All the data below goes into the copy word for word, but the pictures don't.

━━ Extracted material

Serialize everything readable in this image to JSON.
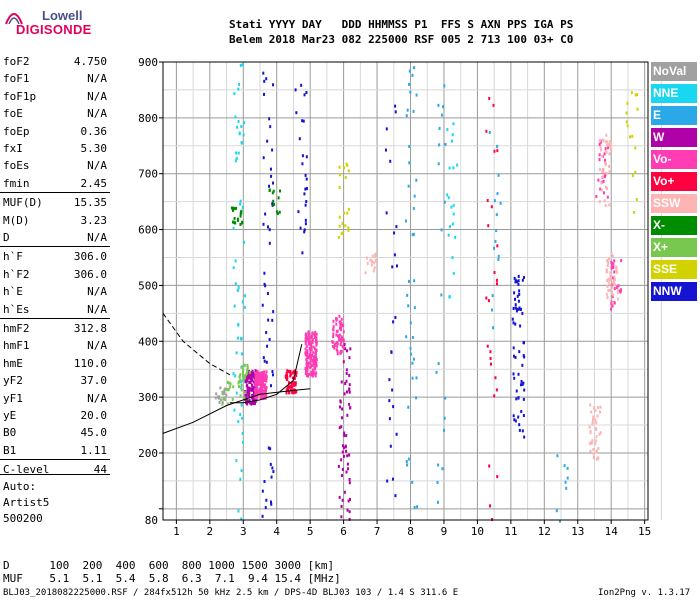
{
  "logo": {
    "top": "Lowell",
    "bottom": "DIGISONDE"
  },
  "header": {
    "line1": "Stati YYYY DAY   DDD HHMMSS P1  FFS S AXN PPS IGA PS",
    "line2": "Belem 2018 Mar23 082 225000 RSF 005 2 713 100 03+ C0"
  },
  "params": [
    {
      "k": "foF2",
      "v": "4.750"
    },
    {
      "k": "foF1",
      "v": "N/A"
    },
    {
      "k": "foF1p",
      "v": "N/A"
    },
    {
      "k": "foE",
      "v": "N/A"
    },
    {
      "k": "foEp",
      "v": "0.36"
    },
    {
      "k": "fxI",
      "v": "5.30"
    },
    {
      "k": "foEs",
      "v": "N/A"
    },
    {
      "k": "fmin",
      "v": "2.45"
    },
    {
      "k": "MUF(D)",
      "v": "15.35"
    },
    {
      "k": "M(D)",
      "v": "3.23"
    },
    {
      "k": "D",
      "v": "N/A"
    },
    {
      "k": "h`F",
      "v": "306.0"
    },
    {
      "k": "h`F2",
      "v": "306.0"
    },
    {
      "k": "h`E",
      "v": "N/A"
    },
    {
      "k": "h`Es",
      "v": "N/A"
    },
    {
      "k": "hmF2",
      "v": "312.8"
    },
    {
      "k": "hmF1",
      "v": "N/A"
    },
    {
      "k": "hmE",
      "v": "110.0"
    },
    {
      "k": "yF2",
      "v": "37.0"
    },
    {
      "k": "yF1",
      "v": "N/A"
    },
    {
      "k": "yE",
      "v": "20.0"
    },
    {
      "k": "B0",
      "v": "45.0"
    },
    {
      "k": "B1",
      "v": "1.11"
    },
    {
      "k": "C-level",
      "v": "44"
    }
  ],
  "auto": {
    "l1": "Auto:",
    "l2": "Artist5",
    "l3": "500200"
  },
  "legend": [
    {
      "label": "NoVal",
      "color": "#a0a0a0"
    },
    {
      "label": "NNE",
      "color": "#19d7f0"
    },
    {
      "label": "E",
      "color": "#2aa8e8"
    },
    {
      "label": "W",
      "color": "#b000a8"
    },
    {
      "label": "Vo-",
      "color": "#ff3cb4"
    },
    {
      "label": "Vo+",
      "color": "#ff0040"
    },
    {
      "label": "SSW",
      "color": "#ffb4b4"
    },
    {
      "label": "X-",
      "color": "#008c00"
    },
    {
      "label": "X+",
      "color": "#78c850"
    },
    {
      "label": "SSE",
      "color": "#d2d200"
    },
    {
      "label": "NNW",
      "color": "#1414d2"
    }
  ],
  "footer": {
    "d_row": "D      100  200  400  600  800 1000 1500 3000 [km]",
    "muf_row": "MUF    5.1  5.1  5.4  5.8  6.3  7.1  9.4 15.4 [MHz]",
    "file_line": "BLJ03_2018082225000.RSF / 284fx512h 50 kHz 2.5 km / DPS-4D BLJ03 103 / 1.4 S 311.6 E",
    "version": "Ion2Png v. 1.3.17"
  },
  "chart_data": {
    "type": "scatter",
    "xlim": [
      0.6,
      15.1
    ],
    "ylim": [
      80,
      900
    ],
    "x_ticks": [
      1,
      2,
      3,
      4,
      5,
      6,
      7,
      8,
      9,
      10,
      11,
      12,
      13,
      14,
      15
    ],
    "y_ticks": [
      100,
      200,
      300,
      400,
      500,
      600,
      700,
      800,
      900
    ],
    "y_tick_labels": [
      "",
      "200",
      "300",
      "400",
      "500",
      "600",
      "700",
      "800",
      "900"
    ],
    "y_extra_labels": [
      {
        "y": 80,
        "label": "80"
      }
    ],
    "series": [
      {
        "name": "NNE",
        "color": "#19d7f0",
        "clusters": [
          [
            2.85,
            80,
            900,
            60
          ],
          [
            9.2,
            480,
            820,
            20
          ]
        ]
      },
      {
        "name": "E",
        "color": "#2aa8e8",
        "clusters": [
          [
            8.0,
            80,
            900,
            40
          ],
          [
            8.9,
            80,
            900,
            20
          ],
          [
            10.5,
            380,
            780,
            15
          ],
          [
            12.5,
            80,
            200,
            8
          ]
        ]
      },
      {
        "name": "W",
        "color": "#b000a8",
        "clusters": [
          [
            3.2,
            290,
            350,
            120
          ],
          [
            6.0,
            80,
            400,
            60
          ]
        ]
      },
      {
        "name": "Vo-",
        "color": "#ff3cb4",
        "clusters": [
          [
            3.5,
            300,
            350,
            160
          ],
          [
            5.0,
            340,
            420,
            160
          ],
          [
            5.8,
            380,
            450,
            60
          ],
          [
            13.7,
            660,
            770,
            25
          ],
          [
            14.1,
            460,
            560,
            25
          ]
        ]
      },
      {
        "name": "Vo+",
        "color": "#ff0040",
        "clusters": [
          [
            4.4,
            310,
            350,
            60
          ],
          [
            10.4,
            80,
            880,
            25
          ]
        ]
      },
      {
        "name": "SSW",
        "color": "#ffb4b4",
        "clusters": [
          [
            13.5,
            190,
            290,
            40
          ],
          [
            13.8,
            640,
            780,
            40
          ],
          [
            14.0,
            470,
            560,
            40
          ],
          [
            6.8,
            520,
            560,
            15
          ]
        ]
      },
      {
        "name": "X-",
        "color": "#008c00",
        "clusters": [
          [
            2.8,
            610,
            660,
            20
          ],
          [
            3.9,
            630,
            680,
            12
          ]
        ]
      },
      {
        "name": "X+",
        "color": "#78c850",
        "clusters": [
          [
            3.0,
            300,
            360,
            30
          ],
          [
            2.5,
            290,
            330,
            15
          ]
        ]
      },
      {
        "name": "SSE",
        "color": "#d2d200",
        "clusters": [
          [
            6.0,
            580,
            720,
            20
          ],
          [
            14.6,
            620,
            860,
            15
          ]
        ]
      },
      {
        "name": "NNW",
        "color": "#1414d2",
        "clusters": [
          [
            3.7,
            80,
            900,
            50
          ],
          [
            11.2,
            230,
            520,
            60
          ],
          [
            4.7,
            560,
            900,
            25
          ],
          [
            7.4,
            80,
            900,
            25
          ]
        ]
      },
      {
        "name": "NoVal",
        "color": "#a0a0a0",
        "clusters": [
          [
            2.3,
            290,
            320,
            15
          ]
        ]
      }
    ],
    "profile_curves": [
      {
        "x": [
          0.6,
          1.5,
          2.5,
          3.5,
          4.5,
          5.0
        ],
        "y": [
          235,
          255,
          285,
          305,
          312,
          315
        ]
      },
      {
        "x": [
          0.6,
          1.2,
          2.0,
          2.6
        ],
        "y": [
          450,
          400,
          360,
          340
        ]
      },
      {
        "x": [
          2.6,
          3.0,
          3.5,
          4.0,
          4.5,
          4.75
        ],
        "y": [
          290,
          290,
          295,
          305,
          330,
          395
        ]
      }
    ]
  }
}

━━━━

Task result:
Serialize everything readable in this image to JSON.
{
  "logo": {
    "top": "Lowell",
    "bottom": "DIGISONDE"
  },
  "header": {
    "line1": "Stati YYYY DAY   DDD HHMMSS P1  FFS S AXN PPS IGA PS",
    "line2": "Belem 2018 Mar23 082 225000 RSF 005 2 713 100 03+ C0"
  },
  "params": [
    {
      "k": "foF2",
      "v": "4.750"
    },
    {
      "k": "foF1",
      "v": "N/A"
    },
    {
      "k": "foF1p",
      "v": "N/A"
    },
    {
      "k": "foE",
      "v": "N/A"
    },
    {
      "k": "foEp",
      "v": "0.36"
    },
    {
      "k": "fxI",
      "v": "5.30"
    },
    {
      "k": "foEs",
      "v": "N/A"
    },
    {
      "k": "fmin",
      "v": "2.45"
    },
    {
      "k": "MUF(D)",
      "v": "15.35"
    },
    {
      "k": "M(D)",
      "v": "3.23"
    },
    {
      "k": "D",
      "v": "N/A"
    },
    {
      "k": "h`F",
      "v": "306.0"
    },
    {
      "k": "h`F2",
      "v": "306.0"
    },
    {
      "k": "h`E",
      "v": "N/A"
    },
    {
      "k": "h`Es",
      "v": "N/A"
    },
    {
      "k": "hmF2",
      "v": "312.8"
    },
    {
      "k": "hmF1",
      "v": "N/A"
    },
    {
      "k": "hmE",
      "v": "110.0"
    },
    {
      "k": "yF2",
      "v": "37.0"
    },
    {
      "k": "yF1",
      "v": "N/A"
    },
    {
      "k": "yE",
      "v": "20.0"
    },
    {
      "k": "B0",
      "v": "45.0"
    },
    {
      "k": "B1",
      "v": "1.11"
    },
    {
      "k": "C-level",
      "v": "44"
    }
  ],
  "auto": {
    "l1": "Auto:",
    "l2": "Artist5",
    "l3": "500200"
  },
  "legend": [
    {
      "label": "NoVal",
      "color": "#a0a0a0"
    },
    {
      "label": "NNE",
      "color": "#19d7f0"
    },
    {
      "label": "E",
      "color": "#2aa8e8"
    },
    {
      "label": "W",
      "color": "#b000a8"
    },
    {
      "label": "Vo-",
      "color": "#ff3cb4"
    },
    {
      "label": "Vo+",
      "color": "#ff0040"
    },
    {
      "label": "SSW",
      "color": "#ffb4b4"
    },
    {
      "label": "X-",
      "color": "#008c00"
    },
    {
      "label": "X+",
      "color": "#78c850"
    },
    {
      "label": "SSE",
      "color": "#d2d200"
    },
    {
      "label": "NNW",
      "color": "#1414d2"
    }
  ],
  "footer": {
    "d_row": "D      100  200  400  600  800 1000 1500 3000 [km]",
    "muf_row": "MUF    5.1  5.1  5.4  5.8  6.3  7.1  9.4 15.4 [MHz]",
    "file_line": "BLJ03_2018082225000.RSF / 284fx512h 50 kHz 2.5 km / DPS-4D BLJ03 103 / 1.4 S 311.6 E",
    "version": "Ion2Png v. 1.3.17"
  },
  "chart_data": {
    "type": "scatter",
    "xlim": [
      0.6,
      15.1
    ],
    "ylim": [
      80,
      900
    ],
    "x_ticks": [
      1,
      2,
      3,
      4,
      5,
      6,
      7,
      8,
      9,
      10,
      11,
      12,
      13,
      14,
      15
    ],
    "y_ticks": [
      100,
      200,
      300,
      400,
      500,
      600,
      700,
      800,
      900
    ],
    "y_tick_labels": [
      "",
      "200",
      "300",
      "400",
      "500",
      "600",
      "700",
      "800",
      "900"
    ],
    "y_extra_labels": [
      {
        "y": 80,
        "label": "80"
      }
    ],
    "series": [
      {
        "name": "NNE",
        "color": "#19d7f0",
        "clusters": [
          [
            2.85,
            80,
            900,
            60
          ],
          [
            9.2,
            480,
            820,
            20
          ]
        ]
      },
      {
        "name": "E",
        "color": "#2aa8e8",
        "clusters": [
          [
            8.0,
            80,
            900,
            40
          ],
          [
            8.9,
            80,
            900,
            20
          ],
          [
            10.5,
            380,
            780,
            15
          ],
          [
            12.5,
            80,
            200,
            8
          ]
        ]
      },
      {
        "name": "W",
        "color": "#b000a8",
        "clusters": [
          [
            3.2,
            290,
            350,
            120
          ],
          [
            6.0,
            80,
            400,
            60
          ]
        ]
      },
      {
        "name": "Vo-",
        "color": "#ff3cb4",
        "clusters": [
          [
            3.5,
            300,
            350,
            160
          ],
          [
            5.0,
            340,
            420,
            160
          ],
          [
            5.8,
            380,
            450,
            60
          ],
          [
            13.7,
            660,
            770,
            25
          ],
          [
            14.1,
            460,
            560,
            25
          ]
        ]
      },
      {
        "name": "Vo+",
        "color": "#ff0040",
        "clusters": [
          [
            4.4,
            310,
            350,
            60
          ],
          [
            10.4,
            80,
            880,
            25
          ]
        ]
      },
      {
        "name": "SSW",
        "color": "#ffb4b4",
        "clusters": [
          [
            13.5,
            190,
            290,
            40
          ],
          [
            13.8,
            640,
            780,
            40
          ],
          [
            14.0,
            470,
            560,
            40
          ],
          [
            6.8,
            520,
            560,
            15
          ]
        ]
      },
      {
        "name": "X-",
        "color": "#008c00",
        "clusters": [
          [
            2.8,
            610,
            660,
            20
          ],
          [
            3.9,
            630,
            680,
            12
          ]
        ]
      },
      {
        "name": "X+",
        "color": "#78c850",
        "clusters": [
          [
            3.0,
            300,
            360,
            30
          ],
          [
            2.5,
            290,
            330,
            15
          ]
        ]
      },
      {
        "name": "SSE",
        "color": "#d2d200",
        "clusters": [
          [
            6.0,
            580,
            720,
            20
          ],
          [
            14.6,
            620,
            860,
            15
          ]
        ]
      },
      {
        "name": "NNW",
        "color": "#1414d2",
        "clusters": [
          [
            3.7,
            80,
            900,
            50
          ],
          [
            11.2,
            230,
            520,
            60
          ],
          [
            4.7,
            560,
            900,
            25
          ],
          [
            7.4,
            80,
            900,
            25
          ]
        ]
      },
      {
        "name": "NoVal",
        "color": "#a0a0a0",
        "clusters": [
          [
            2.3,
            290,
            320,
            15
          ]
        ]
      }
    ],
    "profile_curves": [
      {
        "x": [
          0.6,
          1.5,
          2.5,
          3.5,
          4.5,
          5.0
        ],
        "y": [
          235,
          255,
          285,
          305,
          312,
          315
        ]
      },
      {
        "x": [
          0.6,
          1.2,
          2.0,
          2.6
        ],
        "y": [
          450,
          400,
          360,
          340
        ]
      },
      {
        "x": [
          2.6,
          3.0,
          3.5,
          4.0,
          4.5,
          4.75
        ],
        "y": [
          290,
          290,
          295,
          305,
          330,
          395
        ]
      }
    ]
  }
}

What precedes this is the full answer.